Given entries:
--- --- ---

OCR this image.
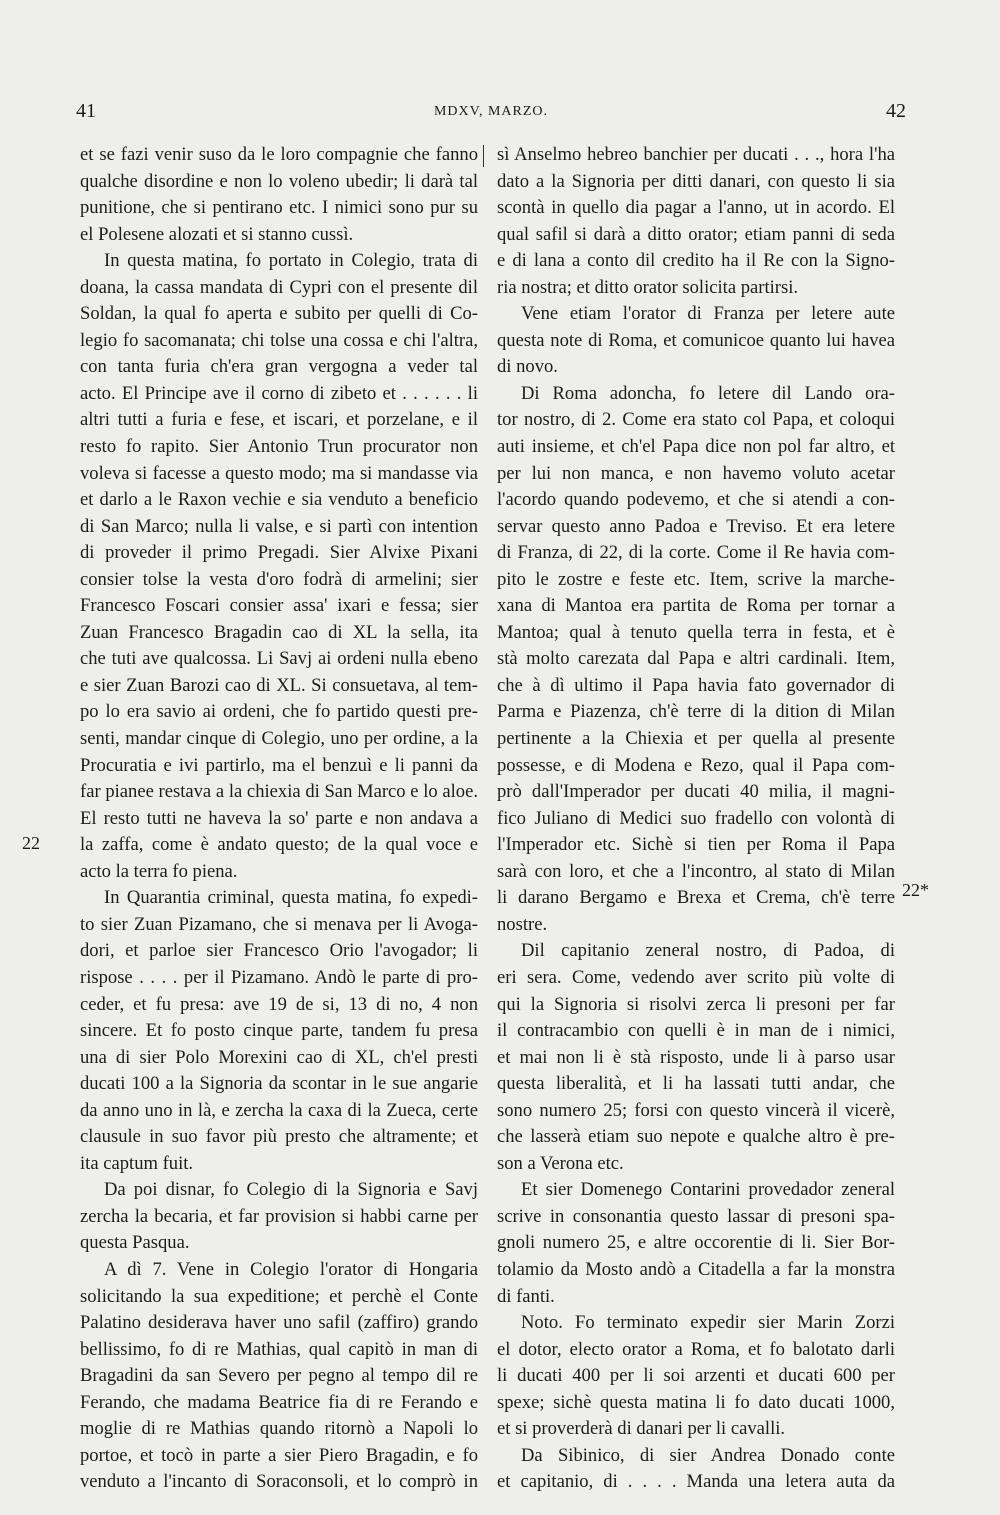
41	MDXV, MARZO.	42
22
22*
et se fazi venir suso da le loro compagnie che fanno
qualche disordine e non lo voleno ubedir; li darà tal
punitione, che si pentirano etc. I nimici sono pur su
el Polesene alozati et si stanno cussì.
In questa matina, fo portato in Colegio, trata di
doana, la cassa mandata di Cypri con el presente dil
Soldan, la qual fo aperta e subito per quelli di Co-
legio fo sacomanata; chi tolse una cossa e chi l'altra,
con tanta furia ch'era gran vergogna a veder tal
acto. El Principe ave il corno di zibeto et . . . . . . li
altri tutti a furia e fese, et iscari, et porzelane, e il
resto fo rapito. Sier Antonio Trun procurator non
voleva si facesse a questo modo; ma si mandasse via
et darlo a le Raxon vechie e sia venduto a beneficio
di San Marco; nulla li valse, e si partì con intention
di proveder il primo Pregadi. Sier Alvixe Pixani
consier tolse la vesta d'oro fodrà di armelini; sier
Francesco Foscari consier assa' ixari e fessa; sier
Zuan Francesco Bragadin cao di XL la sella, ita
che tuti ave qualcossa. Li Savj ai ordeni nulla ebeno
e sier Zuan Barozi cao di XL. Si consuetava, al tem-
po lo era savio ai ordeni, che fo partido questi pre-
senti, mandar cinque di Colegio, uno per ordine, a la
Procuratia e ivi partirlo, ma el benzuì e li panni da
far pianee restava a la chiexia di San Marco e lo aloe.
El resto tutti ne haveva la so' parte e non andava a
la zaffa, come è andato questo; de la qual voce e
acto la terra fo piena.
In Quarantia criminal, questa matina, fo expedi-
to sier Zuan Pizamano, che si menava per li Avoga-
dori, et parloe sier Francesco Orio l'avogador; li
rispose . . . . per il Pizamano. Andò le parte di pro-
ceder, et fu presa: ave 19 de si, 13 di no, 4 non
sincere. Et fo posto cinque parte, tandem fu presa
una di sier Polo Morexini cao di XL, ch'el presti
ducati 100 a la Signoria da scontar in le sue angarie
da anno uno in là, e zercha la caxa di la Zueca, certe
clausule in suo favor più presto che altramente; et
ita captum fuit.
Da poi disnar, fo Colegio di la Signoria e Savj
zercha la becaria, et far provision si habbi carne per
questa Pasqua.
A dì 7. Vene in Colegio l'orator di Hongaria
solicitando la sua expeditione; et perchè el Conte
Palatino desiderava haver uno safil (zaffiro) grando
bellissimo, fo di re Mathias, qual capitò in man di
Bragadini da san Severo per pegno al tempo dil re
Ferando, che madama Beatrice fia di re Ferando e
moglie di re Mathias quando ritornò a Napoli lo
portoe, et tocò in parte a sier Piero Bragadin, e fo
venduto a l'incanto di Soraconsoli, et lo comprò in
sì Anselmo hebreo banchier per ducati . . ., hora l'ha
dato a la Signoria per ditti danari, con questo li sia
scontà in quello dia pagar a l'anno, ut in acordo. El
qual safil si darà a ditto orator; etiam panni di seda
e di lana a conto dil credito ha il Re con la Signo-
ria nostra; et ditto orator solicita partirsi.
Vene etiam l'orator di Franza per letere aute
questa note di Roma, et comunicoe quanto lui havea
di novo.
Di Roma adoncha, fo letere dil Lando ora-
tor nostro, di 2. Come era stato col Papa, et coloqui
auti insieme, et ch'el Papa dice non pol far altro, et
per lui non manca, e non havemo voluto acetar
l'acordo quando podevemo, et che si atendi a con-
servar questo anno Padoa e Treviso. Et era letere
di Franza, di 22, di la corte. Come il Re havia com-
pito le zostre e feste etc. Item, scrive la marche-
xana di Mantoa era partita de Roma per tornar a
Mantoa; qual à tenuto quella terra in festa, et è
stà molto carezata dal Papa e altri cardinali. Item,
che à dì ultimo il Papa havia fato governador di
Parma e Piazenza, ch'è terre di la dition di Milan
pertinente a la Chiexia et per quella al presente
possesse, e di Modena e Rezo, qual il Papa com-
prò dall'Imperador per ducati 40 milia, il magni-
fico Juliano di Medici suo fradello con volontà di
l'Imperador etc. Sichè si tien per Roma il Papa
sarà con loro, et che a l'incontro, al stato di Milan
li darano Bergamo e Brexa et Crema, ch'è terre
nostre.
Dil capitanio zeneral nostro, di Padoa, di
eri sera. Come, vedendo aver scrito più volte di
qui la Signoria si risolvi zerca li presoni per far
il contracambio con quelli è in man de i nimici,
et mai non li è stà risposto, unde li à parso usar
questa liberalità, et li ha lassati tutti andar, che
sono numero 25; forsi con questo vincerà il vicerè,
che lasserà etiam suo nepote e qualche altro è pre-
son a Verona etc.
Et sier Domenego Contarini provedador zeneral
scrive in consonantia questo lassar di presoni spa-
gnoli numero 25, e altre occorentie di li. Sier Bor-
tolamio da Mosto andò a Citadella a far la monstra
di fanti.
Noto. Fo terminato expedir sier Marin Zorzi
el dotor, electo orator a Roma, et fo balotato darli
li ducati 400 per li soi arzenti et ducati 600 per
spexe; sichè questa matina li fo dato ducati 1000,
et si proverderà di danari per li cavalli.
Da Sibinico, di sier Andrea Donado conte
et capitanio, di . . . . Manda una letera auta da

--- --- ---

Given problem: Find how many lines in the records contain the string "Roma", then give the number alone.

Finished task: 5